(DATA SHOWN begins)

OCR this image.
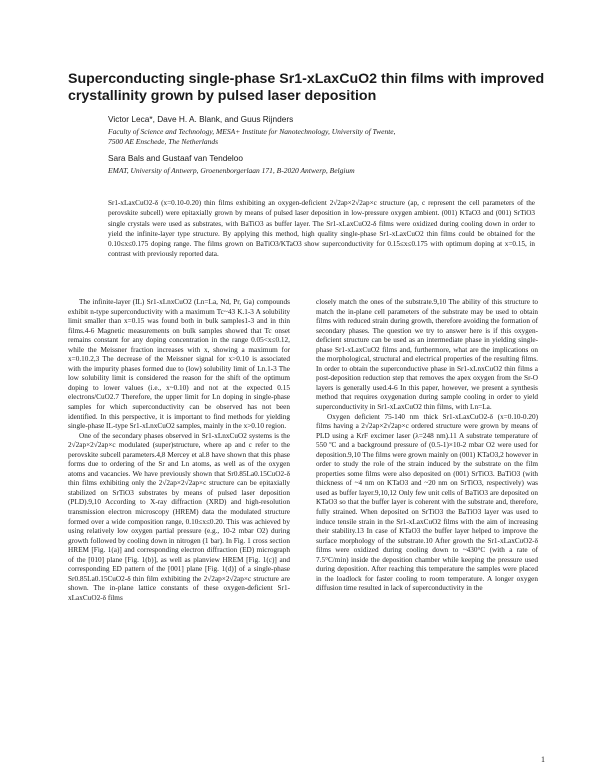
Superconducting single-phase Sr1-xLaxCuO2 thin films with improved crystallinity grown by pulsed laser deposition
Victor Leca*, Dave H. A. Blank, and Guus Rijnders
Faculty of Science and Technology, MESA+ Institute for Nanotechnology, University of Twente,
7500 AE Enschede, The Netherlands
Sara Bals and Gustaaf van Tendeloo
EMAT, University of Antwerp, Groenenborgerlaan 171, B-2020 Antwerp, Belgium

Sr1-xLaxCuO2-δ (x=0.10-0.20) thin films exhibiting an oxygen-deficient 2√2ap×2√2ap×c structure (ap, c represent the cell parameters of the perovskite subcell) were epitaxially grown by means of pulsed laser deposition in low-pressure oxygen ambient. (001) KTaO3 and (001) SrTiO3 single crystals were used as substrates, with BaTiO3 as buffer layer. The Sr1-xLaxCuO2-δ films were oxidized during cooling down in order to yield the infinite-layer type structure. By applying this method, high quality single-phase Sr1-xLaxCuO2 thin films could be obtained for the 0.10≤x≤0.175 doping range. The films grown on BaTiO3/KTaO3 show superconductivity for 0.15≤x≤0.175 with optimum doping at x=0.15, in contrast with previously reported data.

The infinite-layer (IL) Sr1-xLnxCuO2 (Ln=La, Nd, Pr, Ga) compounds exhibit n-type superconductivity with a maximum Tc~43 K.1-3 A solubility limit smaller than x=0.15 was found both in bulk samples1-3 and in thin films.4-6 Magnetic measurements on bulk samples showed that Tc onset remains constant for any doping concentration in the range 0.05<x≤0.12, while the Meissner fraction increases with x, showing a maximum for x=0.10.2,3 The decrease of the Meissner signal for x>0.10 is associated with the impurity phases formed due to (low) solubility limit of Ln.1-3 The low solubility limit is considered the reason for the shift of the optimum doping to lower values (i.e., x~0.10) and not at the expected 0.15 electrons/CuO2.7 Therefore, the upper limit for Ln doping in single-phase samples for which superconductivity can be observed has not been identified. In this perspective, it is important to find methods for yielding single-phase IL-type Sr1-xLnxCuO2 samples, mainly in the x>0.10 region.

One of the secondary phases observed in Sr1-xLnxCuO2 systems is the 2√2ap×2√2ap×c modulated (super)structure, where ap and c refer to the perovskite subcell parameters.4,8 Mercey et al.8 have shown that this phase forms due to ordering of the Sr and Ln atoms, as well as of the oxygen atoms and vacancies. We have previously shown that Sr0.85La0.15CuO2-δ thin films exhibiting only the 2√2ap×2√2ap×c structure can be epitaxially stabilized on SrTiO3 substrates by means of pulsed laser deposition (PLD).9,10 According to X-ray diffraction (XRD) and high-resolution transmission electron microscopy (HREM) data the modulated structure formed over a wide composition range, 0.10≤x≤0.20. This was achieved by using relatively low oxygen partial pressure (e.g., 10-2 mbar O2) during growth followed by cooling down in nitrogen (1 bar). In Fig. 1 cross section HREM [Fig. 1(a)] and corresponding electron diffraction (ED) micrograph of the [010] plane [Fig. 1(b)], as well as planview HREM [Fig. 1(c)] and corresponding ED pattern of the [001] plane [Fig. 1(d)] of a single-phase Sr0.85La0.15CuO2-δ thin film exhibiting the 2√2ap×2√2ap×c structure are shown. The in-plane lattice constants of these oxygen-deficient Sr1-xLaxCuO2-δ films

closely match the ones of the substrate.9,10 The ability of this structure to match the in-plane cell parameters of the substrate may be used to obtain films with reduced strain during growth, therefore avoiding the formation of secondary phases. The question we try to answer here is if this oxygen-deficient structure can be used as an intermediate phase in yielding single-phase Sr1-xLaxCuO2 films and, furthermore, what are the implications on the morphological, structural and electrical properties of the resulting films. In order to obtain the superconductive phase in Sr1-xLnxCuO2 thin films a post-deposition reduction step that removes the apex oxygen from the Sr-O layers is generally used.4-6 In this paper, however, we present a synthesis method that requires oxygenation during sample cooling in order to yield superconductivity in Sr1-xLaxCuO2 thin films, with Ln=La.

Oxygen deficient 75-140 nm thick Sr1-xLaxCuO2-δ (x=0.10-0.20) films having a 2√2ap×2√2ap×c ordered structure were grown by means of PLD using a KrF excimer laser (λ=248 nm).11 A substrate temperature of 550 ºC and a background pressure of (0.5-1)×10-2 mbar O2 were used for deposition.9,10 The films were grown mainly on (001) KTaO3,2 however in order to study the role of the strain induced by the substrate on the film properties some films were also deposited on (001) SrTiO3. BaTiO3 (with thickness of ~4 nm on KTaO3 and ~20 nm on SrTiO3, respectively) was used as buffer layer.9,10,12 Only few unit cells of BaTiO3 are deposited on KTaO3 so that the buffer layer is coherent with the substrate and, therefore, fully strained. When deposited on SrTiO3 the BaTiO3 layer was used to induce tensile strain in the Sr1-xLaxCuO2 films with the aim of increasing their stability.13 In case of KTaO3 the buffer layer helped to improve the surface morphology of the substrate.10 After growth the Sr1-xLaxCuO2-δ films were oxidized during cooling down to ~430°C (with a rate of 7.5°C/min) inside the deposition chamber while keeping the pressure used during deposition. After reaching this temperature the samples were placed in the loadlock for faster cooling to room temperature. A longer oxygen diffusion time resulted in lack of superconductivity in the

1
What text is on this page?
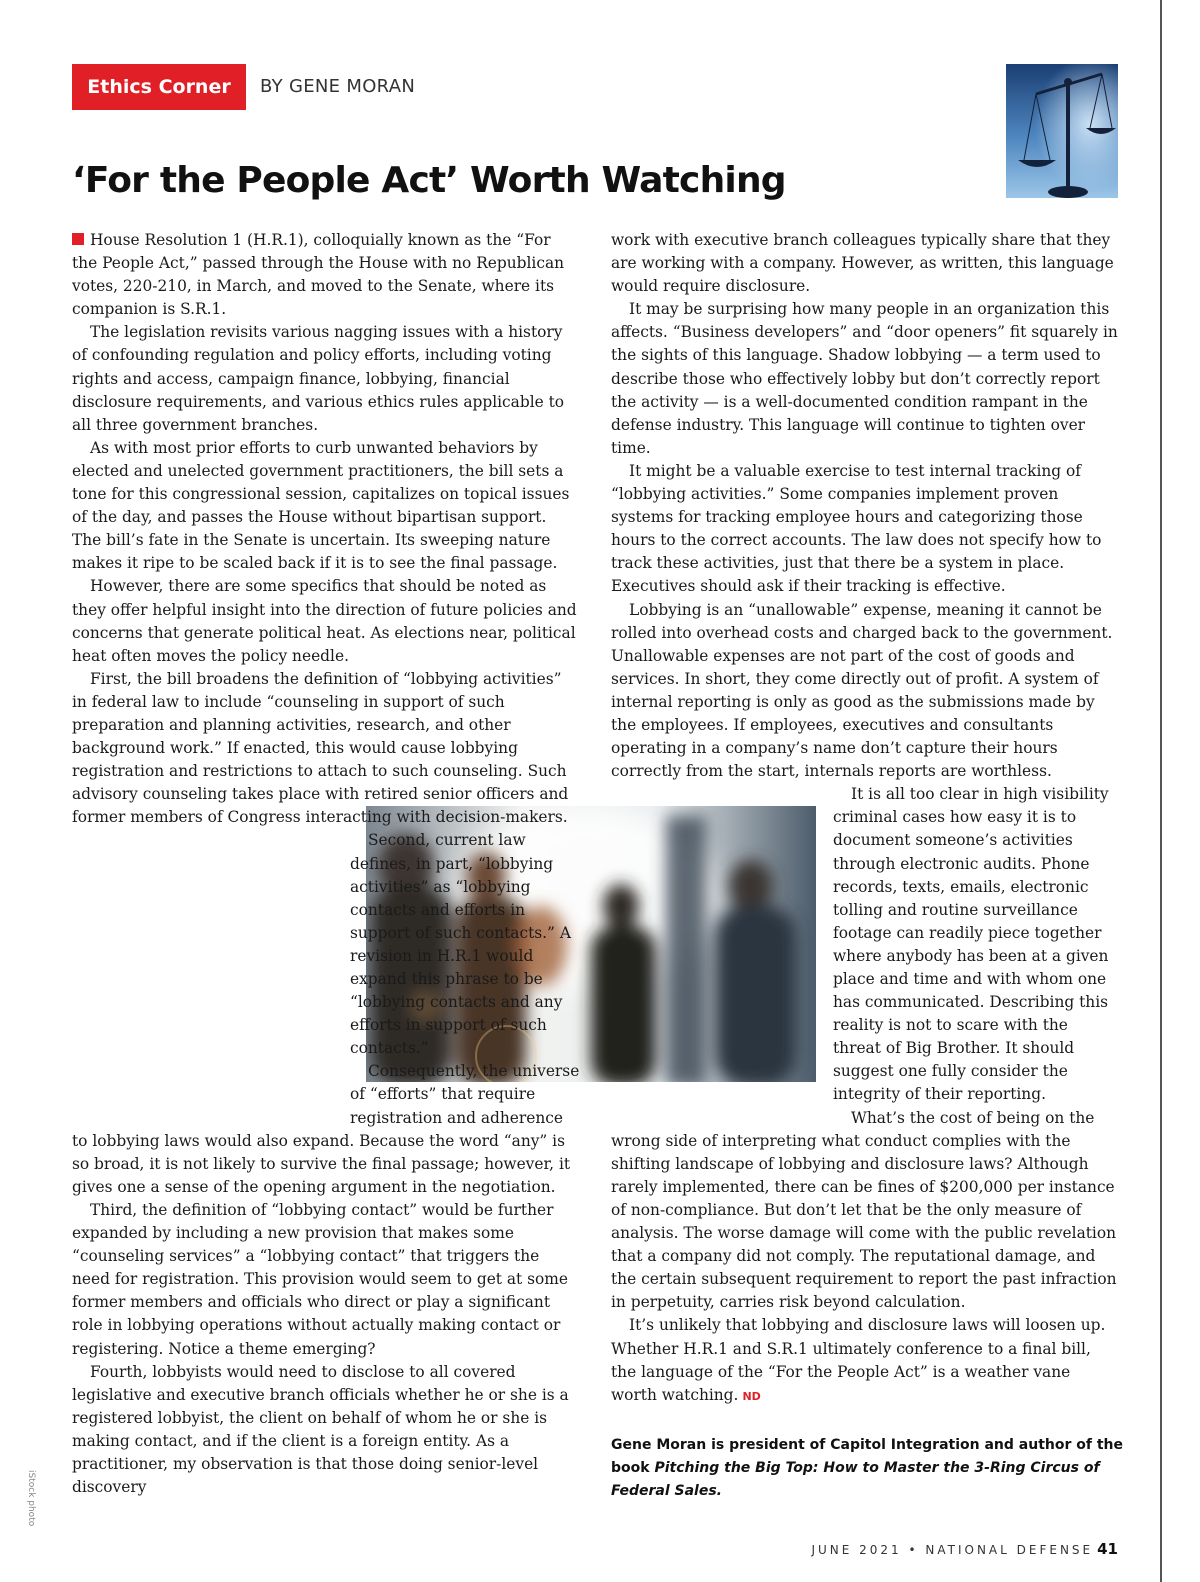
Ethics Corner	BY GENE MORAN
‘For the People Act’ Worth Watching

House Resolution 1 (H.R.1), colloquially known as the “For the People Act,” passed through the House with no Republican votes, 220-210, in March, and moved to the Senate, where its companion is S.R.1.

The legislation revisits various nagging issues with a history of confounding regulation and policy efforts, including voting rights and access, campaign finance, lobbying, financial disclosure requirements, and various ethics rules applicable to all three government branches.

As with most prior efforts to curb unwanted behaviors by elected and unelected government practitioners, the bill sets a tone for this congressional session, capitalizes on topical issues of the day, and passes the House without bipartisan support. The bill’s fate in the Senate is uncertain. Its sweeping nature makes it ripe to be scaled back if it is to see the final passage.

However, there are some specifics that should be noted as they offer helpful insight into the direction of future policies and concerns that generate political heat. As elections near, political heat often moves the policy needle.

First, the bill broadens the definition of “lobbying activities” in federal law to include “counseling in support of such preparation and planning activities, research, and other background work.” If enacted, this would cause lobbying registration and restrictions to attach to such counseling. Such advisory counseling takes place with retired senior officers and former members of Congress interacting with decision-makers.

Second, current law defines, in part, “lobbying activities” as “lobbying contacts and efforts in support of such contacts.” A revision in H.R.1 would expand this phrase to be “lobbying contacts and any efforts in support of such contacts.”

Consequently, the universe of “efforts” that require registration and adherence to lobbying laws would also expand. Because the word “any” is so broad, it is not likely to survive the final passage; however, it gives one a sense of the opening argument in the negotiation.

Third, the definition of “lobbying contact” would be further expanded by including a new provision that makes some “counseling services” a “lobbying contact” that triggers the need for registration. This provision would seem to get at some former members and officials who direct or play a significant role in lobbying operations without actually making contact or registering. Notice a theme emerging?

Fourth, lobbyists would need to disclose to all covered legislative and executive branch officials whether he or she is a registered lobbyist, the client on behalf of whom he or she is making contact, and if the client is a foreign entity. As a practitioner, my observation is that those doing senior-level discovery

work with executive branch colleagues typically share that they are working with a company. However, as written, this language would require disclosure.

It may be surprising how many people in an organization this affects. “Business developers” and “door openers” fit squarely in the sights of this language. Shadow lobbying — a term used to describe those who effectively lobby but don’t correctly report the activity — is a well-documented condition rampant in the defense industry. This language will continue to tighten over time.

It might be a valuable exercise to test internal tracking of “lobbying activities.” Some companies implement proven systems for tracking employee hours and categorizing those hours to the correct accounts. The law does not specify how to track these activities, just that there be a system in place. Executives should ask if their tracking is effective.

Lobbying is an “unallowable” expense, meaning it cannot be rolled into overhead costs and charged back to the government. Unallowable expenses are not part of the cost of goods and services. In short, they come directly out of profit. A system of internal reporting is only as good as the submissions made by the employees. If employees, executives and consultants operating in a company’s name don’t capture their hours correctly from the start, internals reports are worthless.

It is all too clear in high visibility criminal cases how easy it is to document someone’s activities through electronic audits. Phone records, texts, emails, electronic tolling and routine surveillance footage can readily piece together where anybody has been at a given place and time and with whom one has communicated. Describing this reality is not to scare with the threat of Big Brother. It should suggest one fully consider the integrity of their reporting.

What’s the cost of being on the wrong side of interpreting what conduct complies with the shifting landscape of lobbying and disclosure laws? Although rarely implemented, there can be fines of $200,000 per instance of non-compliance. But don’t let that be the only measure of analysis. The worse damage will come with the public revelation that a company did not comply. The reputational damage, and the certain subsequent requirement to report the past infraction in perpetuity, carries risk beyond calculation.

It’s unlikely that lobbying and disclosure laws will loosen up. Whether H.R.1 and S.R.1 ultimately conference to a final bill, the language of the “For the People Act” is a weather vane worth watching. ND

Gene Moran is president of Capitol Integration and author of the book Pitching the Big Top: How to Master the 3-Ring Circus of Federal Sales.
iStock photo
JUNE 2021 • NATIONAL DEFENSE 41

(DATA SHOWN ends)

■ ASSIGNMENT
The job here is to find each line above with the word "Senate" and copy it.

■ TASK ANSWER
House Resolution 1 (H.R.1), colloquially known as the “For the People Act,” passed through the House with no Republican votes, 220-210, in March, and moved to the Senate, where its companion is S.R.1.
As with most prior efforts to curb unwanted behaviors by elected and unelected government practitioners, the bill sets a tone for this congressional session, capitalizes on topical issues of the day, and passes the House without bipartisan support. The bill’s fate in the Senate is uncertain. Its sweeping nature makes it ripe to be scaled back if it is to see the final passage.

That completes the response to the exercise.